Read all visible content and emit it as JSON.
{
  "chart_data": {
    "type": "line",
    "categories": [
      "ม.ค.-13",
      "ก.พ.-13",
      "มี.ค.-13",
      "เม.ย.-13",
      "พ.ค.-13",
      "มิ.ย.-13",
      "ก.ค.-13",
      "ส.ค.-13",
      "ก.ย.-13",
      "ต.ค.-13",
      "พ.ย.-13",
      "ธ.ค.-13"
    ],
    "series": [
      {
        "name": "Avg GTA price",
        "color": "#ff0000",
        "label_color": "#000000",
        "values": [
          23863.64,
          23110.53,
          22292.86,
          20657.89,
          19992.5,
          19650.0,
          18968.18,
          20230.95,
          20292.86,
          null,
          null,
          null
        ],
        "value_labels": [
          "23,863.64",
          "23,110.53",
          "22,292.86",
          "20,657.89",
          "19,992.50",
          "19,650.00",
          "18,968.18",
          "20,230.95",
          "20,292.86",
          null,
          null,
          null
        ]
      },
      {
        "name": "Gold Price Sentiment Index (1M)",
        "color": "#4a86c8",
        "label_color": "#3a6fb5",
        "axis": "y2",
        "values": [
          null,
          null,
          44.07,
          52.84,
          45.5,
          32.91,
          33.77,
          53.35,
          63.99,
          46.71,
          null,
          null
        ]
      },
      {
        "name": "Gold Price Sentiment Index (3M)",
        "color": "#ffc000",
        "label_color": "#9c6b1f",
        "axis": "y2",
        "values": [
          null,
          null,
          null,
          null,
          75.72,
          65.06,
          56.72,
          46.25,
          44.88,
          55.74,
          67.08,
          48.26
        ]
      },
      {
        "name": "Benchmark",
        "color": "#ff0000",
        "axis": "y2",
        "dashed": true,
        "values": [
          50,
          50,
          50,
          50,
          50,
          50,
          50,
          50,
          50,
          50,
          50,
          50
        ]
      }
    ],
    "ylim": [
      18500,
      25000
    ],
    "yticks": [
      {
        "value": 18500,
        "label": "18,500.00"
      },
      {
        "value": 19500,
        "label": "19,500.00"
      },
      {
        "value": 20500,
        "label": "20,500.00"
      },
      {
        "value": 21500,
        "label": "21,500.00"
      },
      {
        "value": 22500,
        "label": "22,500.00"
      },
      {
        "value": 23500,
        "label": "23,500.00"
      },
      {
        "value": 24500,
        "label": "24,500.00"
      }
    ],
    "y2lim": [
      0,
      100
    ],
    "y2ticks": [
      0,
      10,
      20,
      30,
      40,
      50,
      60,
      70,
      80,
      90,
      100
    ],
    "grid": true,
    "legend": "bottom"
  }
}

TASK DESCRIPTION -> Exactly reproduce every record.

TASK ANSWER ->
Read all visible content and emit it as JSON.
{
  "chart_data": {
    "type": "line",
    "categories": [
      "ม.ค.-13",
      "ก.พ.-13",
      "มี.ค.-13",
      "เม.ย.-13",
      "พ.ค.-13",
      "มิ.ย.-13",
      "ก.ค.-13",
      "ส.ค.-13",
      "ก.ย.-13",
      "ต.ค.-13",
      "พ.ย.-13",
      "ธ.ค.-13"
    ],
    "series": [
      {
        "name": "Avg GTA price",
        "color": "#ff0000",
        "label_color": "#000000",
        "values": [
          23863.64,
          23110.53,
          22292.86,
          20657.89,
          19992.5,
          19650.0,
          18968.18,
          20230.95,
          20292.86,
          null,
          null,
          null
        ],
        "value_labels": [
          "23,863.64",
          "23,110.53",
          "22,292.86",
          "20,657.89",
          "19,992.50",
          "19,650.00",
          "18,968.18",
          "20,230.95",
          "20,292.86",
          null,
          null,
          null
        ]
      },
      {
        "name": "Gold Price Sentiment Index (1M)",
        "color": "#4a86c8",
        "label_color": "#3a6fb5",
        "axis": "y2",
        "values": [
          null,
          null,
          44.07,
          52.84,
          45.5,
          32.91,
          33.77,
          53.35,
          63.99,
          46.71,
          null,
          null
        ]
      },
      {
        "name": "Gold Price Sentiment Index (3M)",
        "color": "#ffc000",
        "label_color": "#9c6b1f",
        "axis": "y2",
        "values": [
          null,
          null,
          null,
          null,
          75.72,
          65.06,
          56.72,
          46.25,
          44.88,
          55.74,
          67.08,
          48.26
        ]
      },
      {
        "name": "Benchmark",
        "color": "#ff0000",
        "axis": "y2",
        "dashed": true,
        "values": [
          50,
          50,
          50,
          50,
          50,
          50,
          50,
          50,
          50,
          50,
          50,
          50
        ]
      }
    ],
    "ylim": [
      18500,
      25000
    ],
    "yticks": [
      {
        "value": 18500,
        "label": "18,500.00"
      },
      {
        "value": 19500,
        "label": "19,500.00"
      },
      {
        "value": 20500,
        "label": "20,500.00"
      },
      {
        "value": 21500,
        "label": "21,500.00"
      },
      {
        "value": 22500,
        "label": "22,500.00"
      },
      {
        "value": 23500,
        "label": "23,500.00"
      },
      {
        "value": 24500,
        "label": "24,500.00"
      }
    ],
    "y2lim": [
      0,
      100
    ],
    "y2ticks": [
      0,
      10,
      20,
      30,
      40,
      50,
      60,
      70,
      80,
      90,
      100
    ],
    "grid": true,
    "legend": "bottom"
  }
}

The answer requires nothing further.